[BEGIN]
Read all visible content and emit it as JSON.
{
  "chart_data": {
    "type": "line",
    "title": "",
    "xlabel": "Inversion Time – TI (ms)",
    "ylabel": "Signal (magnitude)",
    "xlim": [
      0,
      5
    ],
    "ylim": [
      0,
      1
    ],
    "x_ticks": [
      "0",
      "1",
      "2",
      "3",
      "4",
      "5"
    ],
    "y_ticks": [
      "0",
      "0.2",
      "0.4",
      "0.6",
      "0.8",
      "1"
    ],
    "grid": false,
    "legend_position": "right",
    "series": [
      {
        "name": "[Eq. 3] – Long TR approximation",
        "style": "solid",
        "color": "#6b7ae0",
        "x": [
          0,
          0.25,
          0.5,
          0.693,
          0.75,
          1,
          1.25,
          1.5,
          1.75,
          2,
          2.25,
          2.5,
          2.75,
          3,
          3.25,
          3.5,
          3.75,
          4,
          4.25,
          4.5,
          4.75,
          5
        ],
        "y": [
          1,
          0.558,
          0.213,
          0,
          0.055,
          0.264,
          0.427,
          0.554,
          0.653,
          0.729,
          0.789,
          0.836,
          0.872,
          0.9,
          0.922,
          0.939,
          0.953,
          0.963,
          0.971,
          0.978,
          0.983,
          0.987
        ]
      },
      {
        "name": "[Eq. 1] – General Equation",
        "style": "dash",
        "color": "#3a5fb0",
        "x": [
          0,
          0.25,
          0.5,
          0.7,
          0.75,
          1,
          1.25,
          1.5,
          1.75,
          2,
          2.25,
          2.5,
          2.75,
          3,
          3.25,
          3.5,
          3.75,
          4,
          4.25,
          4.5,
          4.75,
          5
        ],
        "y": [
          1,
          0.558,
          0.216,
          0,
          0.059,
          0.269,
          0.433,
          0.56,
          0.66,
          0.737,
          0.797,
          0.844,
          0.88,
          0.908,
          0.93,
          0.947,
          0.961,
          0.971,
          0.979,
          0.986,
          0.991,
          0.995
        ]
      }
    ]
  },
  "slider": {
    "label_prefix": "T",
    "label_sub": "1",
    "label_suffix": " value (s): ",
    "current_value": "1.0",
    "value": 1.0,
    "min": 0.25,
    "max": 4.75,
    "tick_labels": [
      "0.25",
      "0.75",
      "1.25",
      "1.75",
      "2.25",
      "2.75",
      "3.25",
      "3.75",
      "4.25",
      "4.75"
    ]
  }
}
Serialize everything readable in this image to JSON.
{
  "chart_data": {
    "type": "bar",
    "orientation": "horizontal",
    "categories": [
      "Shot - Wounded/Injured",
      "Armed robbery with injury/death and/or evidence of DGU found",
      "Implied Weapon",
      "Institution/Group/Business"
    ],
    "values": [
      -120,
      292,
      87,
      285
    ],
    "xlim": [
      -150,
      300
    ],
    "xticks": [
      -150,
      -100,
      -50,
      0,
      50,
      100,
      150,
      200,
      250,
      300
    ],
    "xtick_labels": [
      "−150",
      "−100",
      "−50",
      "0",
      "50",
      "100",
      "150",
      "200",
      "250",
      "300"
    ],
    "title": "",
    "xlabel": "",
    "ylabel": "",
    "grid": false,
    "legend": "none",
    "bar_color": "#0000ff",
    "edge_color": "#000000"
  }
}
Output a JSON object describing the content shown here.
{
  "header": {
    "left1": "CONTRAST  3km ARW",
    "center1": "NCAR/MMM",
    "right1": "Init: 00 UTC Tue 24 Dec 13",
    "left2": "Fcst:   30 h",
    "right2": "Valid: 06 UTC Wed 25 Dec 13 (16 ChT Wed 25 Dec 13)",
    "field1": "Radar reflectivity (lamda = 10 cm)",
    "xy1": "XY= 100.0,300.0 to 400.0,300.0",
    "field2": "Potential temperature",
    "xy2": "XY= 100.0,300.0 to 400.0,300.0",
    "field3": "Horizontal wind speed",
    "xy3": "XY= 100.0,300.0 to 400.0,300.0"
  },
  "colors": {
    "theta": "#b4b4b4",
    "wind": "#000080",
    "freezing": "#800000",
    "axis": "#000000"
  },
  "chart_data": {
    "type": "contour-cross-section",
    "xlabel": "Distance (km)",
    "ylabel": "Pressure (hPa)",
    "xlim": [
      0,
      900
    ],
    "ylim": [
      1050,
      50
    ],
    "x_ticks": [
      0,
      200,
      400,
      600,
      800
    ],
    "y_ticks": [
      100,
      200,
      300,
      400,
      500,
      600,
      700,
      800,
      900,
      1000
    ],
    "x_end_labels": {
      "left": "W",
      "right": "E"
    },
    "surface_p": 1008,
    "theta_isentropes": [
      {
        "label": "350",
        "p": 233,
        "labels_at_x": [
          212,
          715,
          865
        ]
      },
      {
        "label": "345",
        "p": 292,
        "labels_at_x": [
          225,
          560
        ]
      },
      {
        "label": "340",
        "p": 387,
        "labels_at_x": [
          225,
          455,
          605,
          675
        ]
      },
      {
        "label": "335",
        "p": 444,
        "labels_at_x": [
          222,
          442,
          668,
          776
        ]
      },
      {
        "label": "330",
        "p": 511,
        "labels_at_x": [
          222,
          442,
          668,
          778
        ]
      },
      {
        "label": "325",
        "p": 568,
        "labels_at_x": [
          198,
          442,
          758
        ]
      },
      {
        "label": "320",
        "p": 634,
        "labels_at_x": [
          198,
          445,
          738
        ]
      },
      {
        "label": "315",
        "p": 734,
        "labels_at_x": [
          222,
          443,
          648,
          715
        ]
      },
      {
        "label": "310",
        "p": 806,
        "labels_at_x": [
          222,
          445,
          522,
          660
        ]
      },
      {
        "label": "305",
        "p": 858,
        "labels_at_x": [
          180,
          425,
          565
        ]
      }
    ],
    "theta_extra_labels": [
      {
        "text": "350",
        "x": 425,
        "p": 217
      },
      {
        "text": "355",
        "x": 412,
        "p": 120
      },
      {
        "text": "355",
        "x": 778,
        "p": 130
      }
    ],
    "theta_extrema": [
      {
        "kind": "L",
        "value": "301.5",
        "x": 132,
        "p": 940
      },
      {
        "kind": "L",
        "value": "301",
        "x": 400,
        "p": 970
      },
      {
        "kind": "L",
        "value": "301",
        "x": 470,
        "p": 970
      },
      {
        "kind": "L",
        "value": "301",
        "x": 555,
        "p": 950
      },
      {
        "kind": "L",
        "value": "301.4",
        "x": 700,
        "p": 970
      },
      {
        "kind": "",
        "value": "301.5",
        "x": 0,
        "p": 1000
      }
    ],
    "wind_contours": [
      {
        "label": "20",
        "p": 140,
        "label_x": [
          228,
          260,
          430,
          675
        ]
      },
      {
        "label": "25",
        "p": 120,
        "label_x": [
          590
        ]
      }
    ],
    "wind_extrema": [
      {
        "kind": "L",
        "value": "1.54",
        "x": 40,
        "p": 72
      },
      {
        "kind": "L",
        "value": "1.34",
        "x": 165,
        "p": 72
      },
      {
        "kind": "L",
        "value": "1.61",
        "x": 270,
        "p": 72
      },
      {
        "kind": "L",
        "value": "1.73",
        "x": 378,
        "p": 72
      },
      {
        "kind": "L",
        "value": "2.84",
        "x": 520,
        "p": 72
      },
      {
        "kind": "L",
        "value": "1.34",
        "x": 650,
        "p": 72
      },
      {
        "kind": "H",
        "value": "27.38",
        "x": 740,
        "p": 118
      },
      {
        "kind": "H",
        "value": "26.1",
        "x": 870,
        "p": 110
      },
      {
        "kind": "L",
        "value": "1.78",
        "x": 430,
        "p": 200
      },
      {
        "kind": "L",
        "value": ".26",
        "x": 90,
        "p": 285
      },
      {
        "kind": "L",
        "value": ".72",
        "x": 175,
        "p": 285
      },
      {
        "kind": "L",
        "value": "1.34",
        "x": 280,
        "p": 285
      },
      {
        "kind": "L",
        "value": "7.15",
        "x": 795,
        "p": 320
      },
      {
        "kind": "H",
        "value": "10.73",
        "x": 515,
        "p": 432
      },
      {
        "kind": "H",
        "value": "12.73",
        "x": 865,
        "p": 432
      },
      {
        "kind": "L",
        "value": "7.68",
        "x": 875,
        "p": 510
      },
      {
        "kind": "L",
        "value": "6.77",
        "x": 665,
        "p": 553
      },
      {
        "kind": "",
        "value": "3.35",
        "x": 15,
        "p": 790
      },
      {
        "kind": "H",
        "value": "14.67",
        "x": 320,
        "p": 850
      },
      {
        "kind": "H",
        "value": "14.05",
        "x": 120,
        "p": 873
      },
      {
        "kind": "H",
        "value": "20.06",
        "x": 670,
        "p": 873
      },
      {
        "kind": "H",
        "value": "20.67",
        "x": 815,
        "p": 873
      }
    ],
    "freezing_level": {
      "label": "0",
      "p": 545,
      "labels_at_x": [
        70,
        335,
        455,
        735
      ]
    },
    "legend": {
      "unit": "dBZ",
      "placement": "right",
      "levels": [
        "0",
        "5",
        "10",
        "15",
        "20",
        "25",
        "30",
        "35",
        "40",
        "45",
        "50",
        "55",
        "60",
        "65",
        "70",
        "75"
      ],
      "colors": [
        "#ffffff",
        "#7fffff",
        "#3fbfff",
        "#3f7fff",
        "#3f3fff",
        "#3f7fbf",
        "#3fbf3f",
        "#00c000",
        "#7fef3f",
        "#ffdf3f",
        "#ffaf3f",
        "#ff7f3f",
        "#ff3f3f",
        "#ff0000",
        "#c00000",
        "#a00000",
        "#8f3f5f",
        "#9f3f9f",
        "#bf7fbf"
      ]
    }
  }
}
[END]
- WHAT TO DO -
Return every line above that contains the word "ylabel".

- TASK SOLUTION -
    "ylabel": "Signal (magnitude)",
    "ylabel": "",
    "ylabel": "Pressure (hPa)",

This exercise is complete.